THE PROBLEM: Copy the data exactly as it appears, and do not include any pictures.

*** EXCERPTED DATA

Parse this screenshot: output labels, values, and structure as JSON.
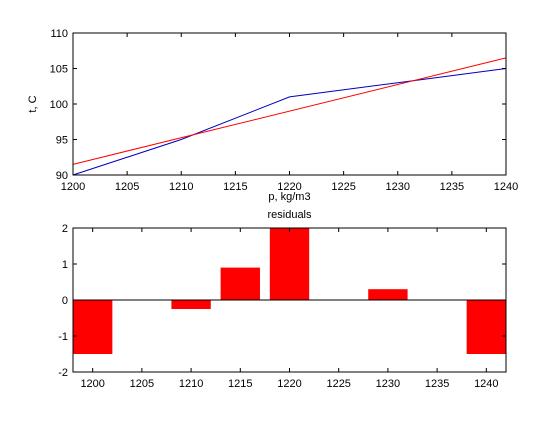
{
  "chart_data": [
    {
      "type": "line",
      "title": "",
      "xlabel": "p, kg/m3",
      "ylabel": "t, C",
      "xlim": [
        1200,
        1240
      ],
      "ylim": [
        90,
        110
      ],
      "xticks": [
        "1200",
        "1205",
        "1210",
        "1215",
        "1220",
        "1225",
        "1230",
        "1235",
        "1240"
      ],
      "yticks": [
        "90",
        "95",
        "100",
        "105",
        "110"
      ],
      "grid": false,
      "series": [
        {
          "color": "#0000c0",
          "x": [
            1200,
            1210,
            1220,
            1230,
            1240
          ],
          "y": [
            90,
            95,
            101,
            103,
            105
          ]
        },
        {
          "color": "#ff0000",
          "x": [
            1200,
            1240
          ],
          "y": [
            91.5,
            106.5
          ]
        }
      ]
    },
    {
      "type": "bar",
      "title": "residuals",
      "xlabel": "",
      "ylabel": "",
      "xlim": [
        1198,
        1242
      ],
      "ylim": [
        -2,
        2
      ],
      "xticks": [
        "1200",
        "1205",
        "1210",
        "1215",
        "1220",
        "1225",
        "1230",
        "1235",
        "1240"
      ],
      "yticks": [
        "-2",
        "-1",
        "0",
        "1",
        "2"
      ],
      "bar_width": 4,
      "color": "#ff0000",
      "x": [
        1200,
        1210,
        1215,
        1220,
        1230,
        1240
      ],
      "values": [
        -1.5,
        -0.25,
        0.9,
        2.0,
        0.3,
        -1.5
      ]
    }
  ]
}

******

WORKED ANSWER:
Parse this screenshot: output labels, values, and structure as JSON.
{
  "chart_data": [
    {
      "type": "line",
      "title": "",
      "xlabel": "p, kg/m3",
      "ylabel": "t, C",
      "xlim": [
        1200,
        1240
      ],
      "ylim": [
        90,
        110
      ],
      "xticks": [
        "1200",
        "1205",
        "1210",
        "1215",
        "1220",
        "1225",
        "1230",
        "1235",
        "1240"
      ],
      "yticks": [
        "90",
        "95",
        "100",
        "105",
        "110"
      ],
      "grid": false,
      "series": [
        {
          "color": "#0000c0",
          "x": [
            1200,
            1210,
            1220,
            1230,
            1240
          ],
          "y": [
            90,
            95,
            101,
            103,
            105
          ]
        },
        {
          "color": "#ff0000",
          "x": [
            1200,
            1240
          ],
          "y": [
            91.5,
            106.5
          ]
        }
      ]
    },
    {
      "type": "bar",
      "title": "residuals",
      "xlabel": "",
      "ylabel": "",
      "xlim": [
        1198,
        1242
      ],
      "ylim": [
        -2,
        2
      ],
      "xticks": [
        "1200",
        "1205",
        "1210",
        "1215",
        "1220",
        "1225",
        "1230",
        "1235",
        "1240"
      ],
      "yticks": [
        "-2",
        "-1",
        "0",
        "1",
        "2"
      ],
      "bar_width": 4,
      "color": "#ff0000",
      "x": [
        1200,
        1210,
        1215,
        1220,
        1230,
        1240
      ],
      "values": [
        -1.5,
        -0.25,
        0.9,
        2.0,
        0.3,
        -1.5
      ]
    }
  ]
}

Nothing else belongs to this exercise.